**SUPPLIED MATERIAL:**
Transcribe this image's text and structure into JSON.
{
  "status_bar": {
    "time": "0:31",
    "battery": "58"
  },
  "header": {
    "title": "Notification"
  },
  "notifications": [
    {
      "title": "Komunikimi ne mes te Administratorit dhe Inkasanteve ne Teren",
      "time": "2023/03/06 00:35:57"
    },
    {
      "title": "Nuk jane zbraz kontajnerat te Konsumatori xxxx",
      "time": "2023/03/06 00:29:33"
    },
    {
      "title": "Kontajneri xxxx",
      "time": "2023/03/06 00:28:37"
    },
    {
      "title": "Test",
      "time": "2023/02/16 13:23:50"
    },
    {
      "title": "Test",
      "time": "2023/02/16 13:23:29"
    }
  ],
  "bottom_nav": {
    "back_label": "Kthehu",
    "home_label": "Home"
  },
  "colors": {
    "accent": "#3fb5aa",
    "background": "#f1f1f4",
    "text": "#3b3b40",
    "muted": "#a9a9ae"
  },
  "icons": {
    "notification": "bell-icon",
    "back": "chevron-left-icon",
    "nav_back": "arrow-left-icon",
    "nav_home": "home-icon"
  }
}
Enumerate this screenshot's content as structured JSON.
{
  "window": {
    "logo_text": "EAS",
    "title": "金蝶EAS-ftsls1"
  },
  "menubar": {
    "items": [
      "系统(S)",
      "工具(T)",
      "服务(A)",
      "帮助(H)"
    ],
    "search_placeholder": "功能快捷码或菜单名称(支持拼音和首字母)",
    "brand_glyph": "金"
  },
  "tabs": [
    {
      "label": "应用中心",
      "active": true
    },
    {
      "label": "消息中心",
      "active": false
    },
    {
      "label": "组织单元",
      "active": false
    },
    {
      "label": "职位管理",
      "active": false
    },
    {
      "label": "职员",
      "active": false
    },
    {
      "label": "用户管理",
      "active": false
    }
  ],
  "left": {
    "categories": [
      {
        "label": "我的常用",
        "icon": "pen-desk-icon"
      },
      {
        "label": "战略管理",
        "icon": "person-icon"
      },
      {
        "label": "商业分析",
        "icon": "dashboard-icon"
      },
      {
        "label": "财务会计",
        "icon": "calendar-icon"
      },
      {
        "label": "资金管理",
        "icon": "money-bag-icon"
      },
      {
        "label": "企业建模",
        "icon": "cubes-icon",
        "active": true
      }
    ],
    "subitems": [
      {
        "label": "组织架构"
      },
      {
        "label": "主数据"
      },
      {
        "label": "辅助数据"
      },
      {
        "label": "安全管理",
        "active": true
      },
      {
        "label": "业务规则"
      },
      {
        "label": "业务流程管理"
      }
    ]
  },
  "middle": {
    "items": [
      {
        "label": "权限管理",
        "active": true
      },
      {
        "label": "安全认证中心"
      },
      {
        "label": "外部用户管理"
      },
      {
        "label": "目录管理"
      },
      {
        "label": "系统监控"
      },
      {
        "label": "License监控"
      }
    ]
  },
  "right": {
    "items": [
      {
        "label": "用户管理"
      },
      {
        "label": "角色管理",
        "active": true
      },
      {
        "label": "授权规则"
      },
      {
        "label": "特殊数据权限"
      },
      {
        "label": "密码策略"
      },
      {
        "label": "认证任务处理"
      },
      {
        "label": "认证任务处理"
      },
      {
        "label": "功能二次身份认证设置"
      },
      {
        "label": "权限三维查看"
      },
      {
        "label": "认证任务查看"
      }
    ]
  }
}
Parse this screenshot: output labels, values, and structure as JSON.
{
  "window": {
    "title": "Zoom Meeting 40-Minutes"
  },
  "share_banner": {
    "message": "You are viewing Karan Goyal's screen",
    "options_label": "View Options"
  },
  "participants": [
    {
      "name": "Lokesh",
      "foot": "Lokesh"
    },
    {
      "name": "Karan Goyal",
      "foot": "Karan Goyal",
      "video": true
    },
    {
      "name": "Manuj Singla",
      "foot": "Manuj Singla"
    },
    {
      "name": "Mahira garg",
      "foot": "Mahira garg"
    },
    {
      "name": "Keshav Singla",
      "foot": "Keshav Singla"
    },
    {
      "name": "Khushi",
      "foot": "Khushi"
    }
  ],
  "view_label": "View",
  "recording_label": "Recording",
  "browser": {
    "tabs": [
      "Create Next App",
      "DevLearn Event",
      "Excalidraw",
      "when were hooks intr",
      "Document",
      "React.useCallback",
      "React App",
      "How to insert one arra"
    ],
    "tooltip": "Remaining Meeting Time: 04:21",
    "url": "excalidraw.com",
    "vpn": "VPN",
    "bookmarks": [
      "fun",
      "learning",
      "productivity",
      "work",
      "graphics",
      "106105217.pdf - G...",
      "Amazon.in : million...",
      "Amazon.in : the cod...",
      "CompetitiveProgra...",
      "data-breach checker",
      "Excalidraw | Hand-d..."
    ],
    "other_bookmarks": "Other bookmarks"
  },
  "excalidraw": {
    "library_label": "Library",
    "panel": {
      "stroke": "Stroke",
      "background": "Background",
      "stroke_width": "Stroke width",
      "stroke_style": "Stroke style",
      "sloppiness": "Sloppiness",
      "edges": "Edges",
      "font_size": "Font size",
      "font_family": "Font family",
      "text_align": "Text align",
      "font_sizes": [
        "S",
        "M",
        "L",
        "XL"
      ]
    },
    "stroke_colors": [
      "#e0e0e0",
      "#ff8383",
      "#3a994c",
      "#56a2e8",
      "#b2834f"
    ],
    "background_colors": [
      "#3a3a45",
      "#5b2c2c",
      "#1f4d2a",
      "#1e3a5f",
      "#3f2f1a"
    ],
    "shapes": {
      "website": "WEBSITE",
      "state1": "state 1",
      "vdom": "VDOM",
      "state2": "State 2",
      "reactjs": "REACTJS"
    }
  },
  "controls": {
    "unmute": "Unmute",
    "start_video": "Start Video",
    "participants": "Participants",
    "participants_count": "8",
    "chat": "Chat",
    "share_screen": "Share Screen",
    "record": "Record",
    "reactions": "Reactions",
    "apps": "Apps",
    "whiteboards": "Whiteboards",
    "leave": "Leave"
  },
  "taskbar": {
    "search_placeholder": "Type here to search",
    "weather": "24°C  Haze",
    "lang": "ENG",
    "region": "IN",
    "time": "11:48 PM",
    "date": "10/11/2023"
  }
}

**THE REQUEST:**
Return all lines containing the word "bookmarks".

**WRITTEN RESPONSE:**
    "bookmarks": [
    "other_bookmarks": "Other bookmarks"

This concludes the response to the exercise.